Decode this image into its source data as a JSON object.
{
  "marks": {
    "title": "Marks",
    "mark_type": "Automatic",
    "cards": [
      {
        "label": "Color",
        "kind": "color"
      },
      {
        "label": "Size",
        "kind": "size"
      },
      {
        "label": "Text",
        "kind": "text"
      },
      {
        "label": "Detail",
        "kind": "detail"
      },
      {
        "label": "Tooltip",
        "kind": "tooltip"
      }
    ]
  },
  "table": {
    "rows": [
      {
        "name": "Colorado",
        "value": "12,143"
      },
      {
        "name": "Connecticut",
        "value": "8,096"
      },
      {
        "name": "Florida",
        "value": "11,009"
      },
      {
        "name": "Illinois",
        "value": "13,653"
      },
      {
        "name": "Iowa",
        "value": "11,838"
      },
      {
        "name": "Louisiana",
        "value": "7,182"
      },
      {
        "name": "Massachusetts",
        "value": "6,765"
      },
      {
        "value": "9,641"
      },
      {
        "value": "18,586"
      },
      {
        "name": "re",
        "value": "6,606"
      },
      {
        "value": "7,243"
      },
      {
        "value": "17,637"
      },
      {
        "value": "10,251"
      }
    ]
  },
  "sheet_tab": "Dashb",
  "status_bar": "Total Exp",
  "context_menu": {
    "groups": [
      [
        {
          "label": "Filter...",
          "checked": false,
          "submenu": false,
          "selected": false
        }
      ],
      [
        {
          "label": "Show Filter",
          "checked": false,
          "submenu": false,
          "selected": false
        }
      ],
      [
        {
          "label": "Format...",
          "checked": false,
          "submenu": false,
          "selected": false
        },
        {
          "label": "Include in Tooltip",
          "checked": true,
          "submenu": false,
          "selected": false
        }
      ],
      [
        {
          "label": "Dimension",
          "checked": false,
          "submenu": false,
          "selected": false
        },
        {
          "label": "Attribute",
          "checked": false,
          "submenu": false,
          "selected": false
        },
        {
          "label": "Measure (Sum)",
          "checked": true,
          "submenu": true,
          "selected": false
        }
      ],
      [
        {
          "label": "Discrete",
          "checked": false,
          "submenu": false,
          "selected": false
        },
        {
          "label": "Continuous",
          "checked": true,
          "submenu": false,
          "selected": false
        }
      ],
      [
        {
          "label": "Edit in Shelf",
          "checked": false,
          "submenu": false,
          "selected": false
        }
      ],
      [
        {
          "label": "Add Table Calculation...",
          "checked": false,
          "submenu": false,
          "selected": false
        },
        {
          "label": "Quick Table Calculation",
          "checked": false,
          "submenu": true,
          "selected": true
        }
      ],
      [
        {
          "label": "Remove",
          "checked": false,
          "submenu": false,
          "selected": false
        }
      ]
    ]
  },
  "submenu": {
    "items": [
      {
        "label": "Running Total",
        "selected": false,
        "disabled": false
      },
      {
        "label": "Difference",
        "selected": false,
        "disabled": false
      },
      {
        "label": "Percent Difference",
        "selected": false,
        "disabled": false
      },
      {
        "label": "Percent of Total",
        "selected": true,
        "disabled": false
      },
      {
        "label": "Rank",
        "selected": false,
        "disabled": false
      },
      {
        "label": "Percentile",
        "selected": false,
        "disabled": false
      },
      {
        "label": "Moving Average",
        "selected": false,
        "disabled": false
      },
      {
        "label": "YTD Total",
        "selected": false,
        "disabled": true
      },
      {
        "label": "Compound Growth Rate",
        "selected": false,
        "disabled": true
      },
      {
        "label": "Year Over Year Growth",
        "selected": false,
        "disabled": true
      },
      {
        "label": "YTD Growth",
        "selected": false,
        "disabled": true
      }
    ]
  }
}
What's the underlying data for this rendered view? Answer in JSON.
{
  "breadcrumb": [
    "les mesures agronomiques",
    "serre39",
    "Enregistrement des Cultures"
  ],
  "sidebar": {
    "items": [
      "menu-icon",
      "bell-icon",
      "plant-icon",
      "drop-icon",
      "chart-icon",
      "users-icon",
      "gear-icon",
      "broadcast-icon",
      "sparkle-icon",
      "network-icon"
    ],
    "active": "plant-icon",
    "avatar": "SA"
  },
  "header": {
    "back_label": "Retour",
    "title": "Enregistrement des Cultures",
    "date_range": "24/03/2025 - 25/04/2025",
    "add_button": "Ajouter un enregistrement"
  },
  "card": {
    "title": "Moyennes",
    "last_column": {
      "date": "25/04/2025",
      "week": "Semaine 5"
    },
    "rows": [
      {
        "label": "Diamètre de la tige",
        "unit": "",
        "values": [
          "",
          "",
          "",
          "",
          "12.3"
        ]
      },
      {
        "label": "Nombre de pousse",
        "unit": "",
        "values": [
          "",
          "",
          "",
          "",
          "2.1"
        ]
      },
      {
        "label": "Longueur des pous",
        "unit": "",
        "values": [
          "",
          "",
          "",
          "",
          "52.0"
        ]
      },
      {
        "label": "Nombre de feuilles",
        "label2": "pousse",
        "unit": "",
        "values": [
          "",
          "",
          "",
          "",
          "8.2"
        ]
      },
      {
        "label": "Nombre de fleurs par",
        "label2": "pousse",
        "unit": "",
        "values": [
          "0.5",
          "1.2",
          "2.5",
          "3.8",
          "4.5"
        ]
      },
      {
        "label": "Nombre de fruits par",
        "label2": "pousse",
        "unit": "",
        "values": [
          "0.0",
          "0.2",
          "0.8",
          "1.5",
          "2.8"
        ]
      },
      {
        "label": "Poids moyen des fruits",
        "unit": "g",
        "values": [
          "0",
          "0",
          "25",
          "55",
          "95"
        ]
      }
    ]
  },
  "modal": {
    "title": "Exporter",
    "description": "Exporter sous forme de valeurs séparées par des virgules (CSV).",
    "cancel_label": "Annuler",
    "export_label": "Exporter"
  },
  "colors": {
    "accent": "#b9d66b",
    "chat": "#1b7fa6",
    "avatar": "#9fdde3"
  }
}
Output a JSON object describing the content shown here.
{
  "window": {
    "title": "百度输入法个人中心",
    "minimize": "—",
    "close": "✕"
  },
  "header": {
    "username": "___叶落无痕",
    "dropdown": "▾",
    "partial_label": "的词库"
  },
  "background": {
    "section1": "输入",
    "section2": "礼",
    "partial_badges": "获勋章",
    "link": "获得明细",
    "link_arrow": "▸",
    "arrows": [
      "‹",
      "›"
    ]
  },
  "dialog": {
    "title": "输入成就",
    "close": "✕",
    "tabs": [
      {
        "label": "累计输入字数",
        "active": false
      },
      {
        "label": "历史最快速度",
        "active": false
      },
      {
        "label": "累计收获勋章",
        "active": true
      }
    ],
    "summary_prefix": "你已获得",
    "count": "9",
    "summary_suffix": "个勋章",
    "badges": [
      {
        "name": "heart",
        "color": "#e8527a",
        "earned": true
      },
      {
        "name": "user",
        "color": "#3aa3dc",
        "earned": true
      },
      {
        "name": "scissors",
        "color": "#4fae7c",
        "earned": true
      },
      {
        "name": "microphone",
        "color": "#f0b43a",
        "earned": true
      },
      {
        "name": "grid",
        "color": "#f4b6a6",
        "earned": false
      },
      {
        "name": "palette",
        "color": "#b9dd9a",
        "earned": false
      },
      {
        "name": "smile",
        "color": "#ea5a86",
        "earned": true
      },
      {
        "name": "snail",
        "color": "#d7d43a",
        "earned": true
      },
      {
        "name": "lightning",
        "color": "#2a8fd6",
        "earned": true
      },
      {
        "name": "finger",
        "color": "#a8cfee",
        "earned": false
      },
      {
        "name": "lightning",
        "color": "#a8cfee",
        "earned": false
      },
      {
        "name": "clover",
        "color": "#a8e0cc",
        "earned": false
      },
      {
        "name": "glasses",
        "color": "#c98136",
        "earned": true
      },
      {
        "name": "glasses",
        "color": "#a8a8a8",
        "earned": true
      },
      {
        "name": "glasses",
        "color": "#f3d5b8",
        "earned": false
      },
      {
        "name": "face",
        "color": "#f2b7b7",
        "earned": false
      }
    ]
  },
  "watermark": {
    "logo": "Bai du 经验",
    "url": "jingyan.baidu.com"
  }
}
++++++
> [GOAL OF THE EXERCISE] Pull out every line of the entries that includes the word "Total".

> [FULL SOLUTION]
  "status_bar": "Total Exp",
        "label": "Running Total",
        "label": "Percent of Total",
        "label": "YTD Total",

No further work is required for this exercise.